** start of DATA EXTRACT **

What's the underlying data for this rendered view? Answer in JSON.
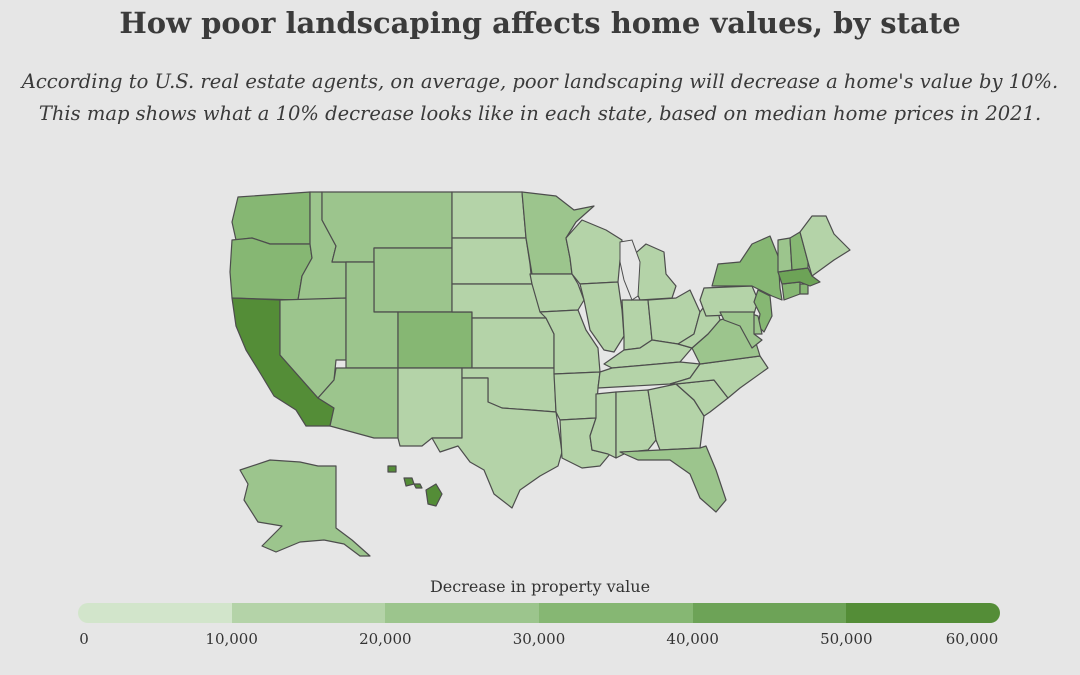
{
  "title": "How poor landscaping affects home values, by state",
  "subtitle_lines": [
    "According to U.S. real estate agents, on average, poor landscaping will decrease a home's value by 10%.",
    "This map shows what a 10% decrease looks like in each state, based on median home prices in 2021."
  ],
  "legend": {
    "title": "Decrease in property value",
    "ticks": [
      "0",
      "10,000",
      "20,000",
      "30,000",
      "40,000",
      "50,000",
      "60,000"
    ],
    "colors": [
      "#d2e5cb",
      "#b4d3a8",
      "#9cc58d",
      "#86b773",
      "#6da357",
      "#548d37"
    ]
  },
  "map_data": {
    "type": "choropleth",
    "bins": [
      0,
      10000,
      20000,
      30000,
      40000,
      50000,
      60000
    ],
    "states": [
      {
        "id": "WA",
        "bin": 3
      },
      {
        "id": "OR",
        "bin": 3
      },
      {
        "id": "CA",
        "bin": 5
      },
      {
        "id": "ID",
        "bin": 2
      },
      {
        "id": "NV",
        "bin": 2
      },
      {
        "id": "MT",
        "bin": 2
      },
      {
        "id": "WY",
        "bin": 2
      },
      {
        "id": "UT",
        "bin": 2
      },
      {
        "id": "AZ",
        "bin": 2
      },
      {
        "id": "CO",
        "bin": 3
      },
      {
        "id": "NM",
        "bin": 1
      },
      {
        "id": "ND",
        "bin": 1
      },
      {
        "id": "SD",
        "bin": 1
      },
      {
        "id": "NE",
        "bin": 1
      },
      {
        "id": "KS",
        "bin": 1
      },
      {
        "id": "OK",
        "bin": 1
      },
      {
        "id": "TX",
        "bin": 1
      },
      {
        "id": "MN",
        "bin": 2
      },
      {
        "id": "IA",
        "bin": 1
      },
      {
        "id": "MO",
        "bin": 1
      },
      {
        "id": "AR",
        "bin": 1
      },
      {
        "id": "LA",
        "bin": 1
      },
      {
        "id": "WI",
        "bin": 1
      },
      {
        "id": "IL",
        "bin": 1
      },
      {
        "id": "MI",
        "bin": 1
      },
      {
        "id": "IN",
        "bin": 1
      },
      {
        "id": "OH",
        "bin": 1
      },
      {
        "id": "KY",
        "bin": 1
      },
      {
        "id": "TN",
        "bin": 1
      },
      {
        "id": "MS",
        "bin": 1
      },
      {
        "id": "AL",
        "bin": 1
      },
      {
        "id": "GA",
        "bin": 1
      },
      {
        "id": "FL",
        "bin": 2
      },
      {
        "id": "SC",
        "bin": 1
      },
      {
        "id": "NC",
        "bin": 1
      },
      {
        "id": "VA",
        "bin": 2
      },
      {
        "id": "WV",
        "bin": 1
      },
      {
        "id": "PA",
        "bin": 1
      },
      {
        "id": "NY",
        "bin": 3
      },
      {
        "id": "NJ",
        "bin": 3
      },
      {
        "id": "DE",
        "bin": 2
      },
      {
        "id": "MD",
        "bin": 2
      },
      {
        "id": "CT",
        "bin": 3
      },
      {
        "id": "RI",
        "bin": 3
      },
      {
        "id": "MA",
        "bin": 4
      },
      {
        "id": "VT",
        "bin": 2
      },
      {
        "id": "NH",
        "bin": 3
      },
      {
        "id": "ME",
        "bin": 1
      },
      {
        "id": "AK",
        "bin": 2
      },
      {
        "id": "HI",
        "bin": 5
      }
    ]
  }
}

** end of DATA EXTRACT **

=== DIRECTION ===
Every entry should be returned exactly as written, minus the pictures.

=== FULL RESPONSE ===
What's the underlying data for this rendered view? Answer in JSON.
{
  "title": "How poor landscaping affects home values, by state",
  "subtitle_lines": [
    "According to U.S. real estate agents, on average, poor landscaping will decrease a home's value by 10%.",
    "This map shows what a 10% decrease looks like in each state, based on median home prices in 2021."
  ],
  "legend": {
    "title": "Decrease in property value",
    "ticks": [
      "0",
      "10,000",
      "20,000",
      "30,000",
      "40,000",
      "50,000",
      "60,000"
    ],
    "colors": [
      "#d2e5cb",
      "#b4d3a8",
      "#9cc58d",
      "#86b773",
      "#6da357",
      "#548d37"
    ]
  },
  "map_data": {
    "type": "choropleth",
    "bins": [
      0,
      10000,
      20000,
      30000,
      40000,
      50000,
      60000
    ],
    "states": [
      {
        "id": "WA",
        "bin": 3
      },
      {
        "id": "OR",
        "bin": 3
      },
      {
        "id": "CA",
        "bin": 5
      },
      {
        "id": "ID",
        "bin": 2
      },
      {
        "id": "NV",
        "bin": 2
      },
      {
        "id": "MT",
        "bin": 2
      },
      {
        "id": "WY",
        "bin": 2
      },
      {
        "id": "UT",
        "bin": 2
      },
      {
        "id": "AZ",
        "bin": 2
      },
      {
        "id": "CO",
        "bin": 3
      },
      {
        "id": "NM",
        "bin": 1
      },
      {
        "id": "ND",
        "bin": 1
      },
      {
        "id": "SD",
        "bin": 1
      },
      {
        "id": "NE",
        "bin": 1
      },
      {
        "id": "KS",
        "bin": 1
      },
      {
        "id": "OK",
        "bin": 1
      },
      {
        "id": "TX",
        "bin": 1
      },
      {
        "id": "MN",
        "bin": 2
      },
      {
        "id": "IA",
        "bin": 1
      },
      {
        "id": "MO",
        "bin": 1
      },
      {
        "id": "AR",
        "bin": 1
      },
      {
        "id": "LA",
        "bin": 1
      },
      {
        "id": "WI",
        "bin": 1
      },
      {
        "id": "IL",
        "bin": 1
      },
      {
        "id": "MI",
        "bin": 1
      },
      {
        "id": "IN",
        "bin": 1
      },
      {
        "id": "OH",
        "bin": 1
      },
      {
        "id": "KY",
        "bin": 1
      },
      {
        "id": "TN",
        "bin": 1
      },
      {
        "id": "MS",
        "bin": 1
      },
      {
        "id": "AL",
        "bin": 1
      },
      {
        "id": "GA",
        "bin": 1
      },
      {
        "id": "FL",
        "bin": 2
      },
      {
        "id": "SC",
        "bin": 1
      },
      {
        "id": "NC",
        "bin": 1
      },
      {
        "id": "VA",
        "bin": 2
      },
      {
        "id": "WV",
        "bin": 1
      },
      {
        "id": "PA",
        "bin": 1
      },
      {
        "id": "NY",
        "bin": 3
      },
      {
        "id": "NJ",
        "bin": 3
      },
      {
        "id": "DE",
        "bin": 2
      },
      {
        "id": "MD",
        "bin": 2
      },
      {
        "id": "CT",
        "bin": 3
      },
      {
        "id": "RI",
        "bin": 3
      },
      {
        "id": "MA",
        "bin": 4
      },
      {
        "id": "VT",
        "bin": 2
      },
      {
        "id": "NH",
        "bin": 3
      },
      {
        "id": "ME",
        "bin": 1
      },
      {
        "id": "AK",
        "bin": 2
      },
      {
        "id": "HI",
        "bin": 5
      }
    ]
  }
}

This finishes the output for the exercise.